Request:
Every entry below should be transcribed exactly; pictures stay out of the copy.

Records to use:
····················
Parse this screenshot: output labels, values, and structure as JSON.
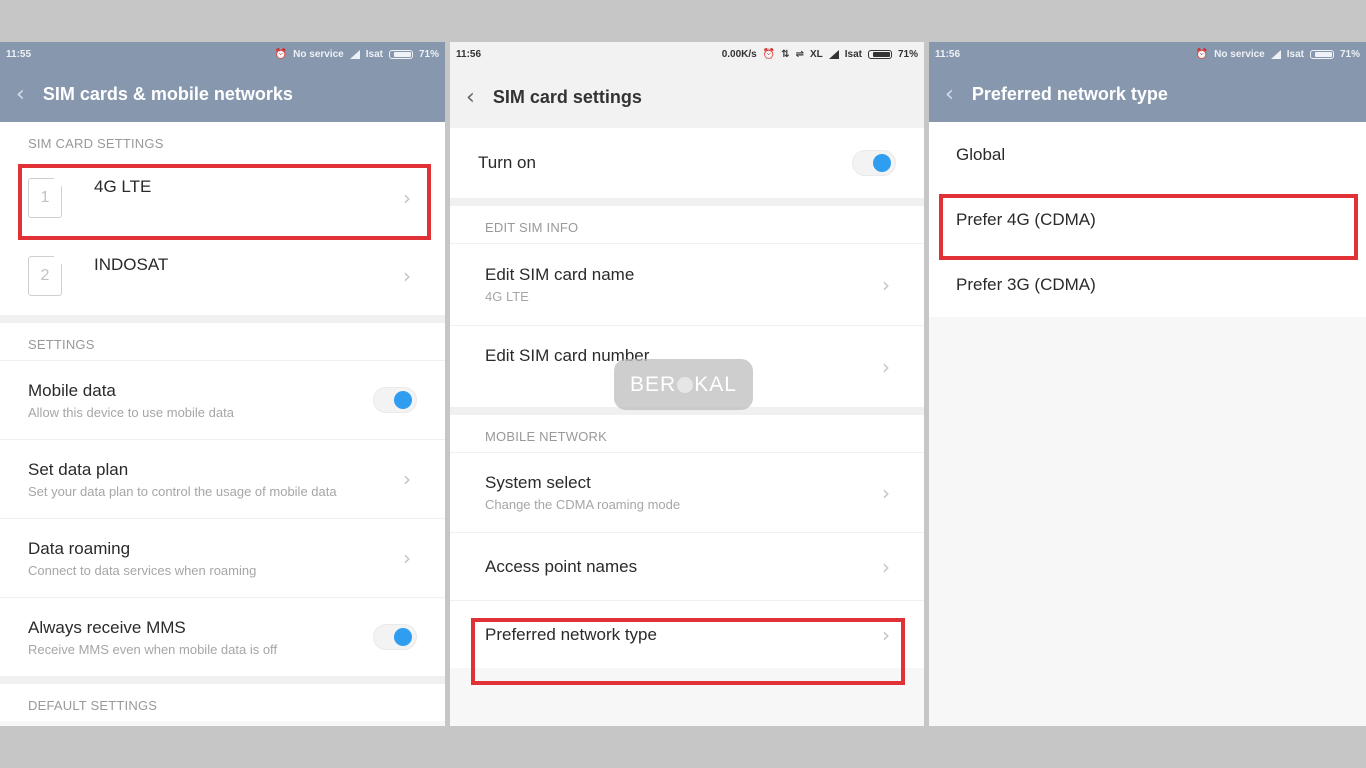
{
  "panels": {
    "sim_networks": {
      "status": {
        "time": "11:55",
        "alarm_icon": "alarm-clock-icon",
        "service": "No service",
        "carrier": "Isat",
        "battery": "71%"
      },
      "title": "SIM cards & mobile networks",
      "back_icon": "chevron-left-icon",
      "sim_section": {
        "header": "SIM CARD SETTINGS",
        "sims": [
          {
            "slot": "1",
            "name": "4G LTE",
            "highlighted": true
          },
          {
            "slot": "2",
            "name": "INDOSAT",
            "highlighted": false
          }
        ]
      },
      "settings_section": {
        "header": "SETTINGS",
        "items": [
          {
            "title": "Mobile data",
            "subtitle": "Allow this device to use mobile data",
            "control": "toggle",
            "on": true
          },
          {
            "title": "Set data plan",
            "subtitle": "Set your data plan to control the usage of mobile data",
            "control": "chevron"
          },
          {
            "title": "Data roaming",
            "subtitle": "Connect to data services when roaming",
            "control": "chevron"
          },
          {
            "title": "Always receive MMS",
            "subtitle": "Receive MMS even when mobile data is off",
            "control": "toggle",
            "on": true
          }
        ]
      },
      "default_section": {
        "header": "DEFAULT SETTINGS"
      }
    },
    "sim_card_settings": {
      "status": {
        "time": "11:56",
        "speed": "0.00K/s",
        "carrier1": "XL",
        "carrier2": "Isat",
        "battery": "71%"
      },
      "title": "SIM card settings",
      "turn_on": {
        "title": "Turn on",
        "on": true
      },
      "edit_section": {
        "header": "EDIT SIM INFO",
        "items": [
          {
            "title": "Edit SIM card name",
            "subtitle": "4G LTE"
          },
          {
            "title": "Edit SIM card number",
            "subtitle": ""
          }
        ]
      },
      "network_section": {
        "header": "MOBILE NETWORK",
        "items": [
          {
            "title": "System select",
            "subtitle": "Change the CDMA roaming mode"
          },
          {
            "title": "Access point names",
            "subtitle": ""
          },
          {
            "title": "Preferred network type",
            "subtitle": "",
            "highlighted": true
          }
        ]
      }
    },
    "preferred_network": {
      "status": {
        "time": "11:56",
        "service": "No service",
        "carrier": "Isat",
        "battery": "71%"
      },
      "title": "Preferred network type",
      "options": [
        {
          "label": "Global",
          "highlighted": false
        },
        {
          "label": "Prefer 4G (CDMA)",
          "highlighted": true
        },
        {
          "label": "Prefer 3G (CDMA)",
          "highlighted": false
        }
      ]
    }
  },
  "watermark": {
    "left": "BER",
    "right": "KAL"
  },
  "colors": {
    "header_bg": "#8797ae",
    "toggle_on": "#2f9ef0",
    "highlight": "#e03137"
  }
}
····················
Answer to this task:
Parse this screenshot: output labels, values, and structure as JSON.
{
  "panels": {
    "sim_networks": {
      "status": {
        "time": "11:55",
        "alarm_icon": "alarm-clock-icon",
        "service": "No service",
        "carrier": "Isat",
        "battery": "71%"
      },
      "title": "SIM cards & mobile networks",
      "back_icon": "chevron-left-icon",
      "sim_section": {
        "header": "SIM CARD SETTINGS",
        "sims": [
          {
            "slot": "1",
            "name": "4G LTE",
            "highlighted": true
          },
          {
            "slot": "2",
            "name": "INDOSAT",
            "highlighted": false
          }
        ]
      },
      "settings_section": {
        "header": "SETTINGS",
        "items": [
          {
            "title": "Mobile data",
            "subtitle": "Allow this device to use mobile data",
            "control": "toggle",
            "on": true
          },
          {
            "title": "Set data plan",
            "subtitle": "Set your data plan to control the usage of mobile data",
            "control": "chevron"
          },
          {
            "title": "Data roaming",
            "subtitle": "Connect to data services when roaming",
            "control": "chevron"
          },
          {
            "title": "Always receive MMS",
            "subtitle": "Receive MMS even when mobile data is off",
            "control": "toggle",
            "on": true
          }
        ]
      },
      "default_section": {
        "header": "DEFAULT SETTINGS"
      }
    },
    "sim_card_settings": {
      "status": {
        "time": "11:56",
        "speed": "0.00K/s",
        "carrier1": "XL",
        "carrier2": "Isat",
        "battery": "71%"
      },
      "title": "SIM card settings",
      "turn_on": {
        "title": "Turn on",
        "on": true
      },
      "edit_section": {
        "header": "EDIT SIM INFO",
        "items": [
          {
            "title": "Edit SIM card name",
            "subtitle": "4G LTE"
          },
          {
            "title": "Edit SIM card number",
            "subtitle": ""
          }
        ]
      },
      "network_section": {
        "header": "MOBILE NETWORK",
        "items": [
          {
            "title": "System select",
            "subtitle": "Change the CDMA roaming mode"
          },
          {
            "title": "Access point names",
            "subtitle": ""
          },
          {
            "title": "Preferred network type",
            "subtitle": "",
            "highlighted": true
          }
        ]
      }
    },
    "preferred_network": {
      "status": {
        "time": "11:56",
        "service": "No service",
        "carrier": "Isat",
        "battery": "71%"
      },
      "title": "Preferred network type",
      "options": [
        {
          "label": "Global",
          "highlighted": false
        },
        {
          "label": "Prefer 4G (CDMA)",
          "highlighted": true
        },
        {
          "label": "Prefer 3G (CDMA)",
          "highlighted": false
        }
      ]
    }
  },
  "watermark": {
    "left": "BER",
    "right": "KAL"
  },
  "colors": {
    "header_bg": "#8797ae",
    "toggle_on": "#2f9ef0",
    "highlight": "#e03137"
  }
}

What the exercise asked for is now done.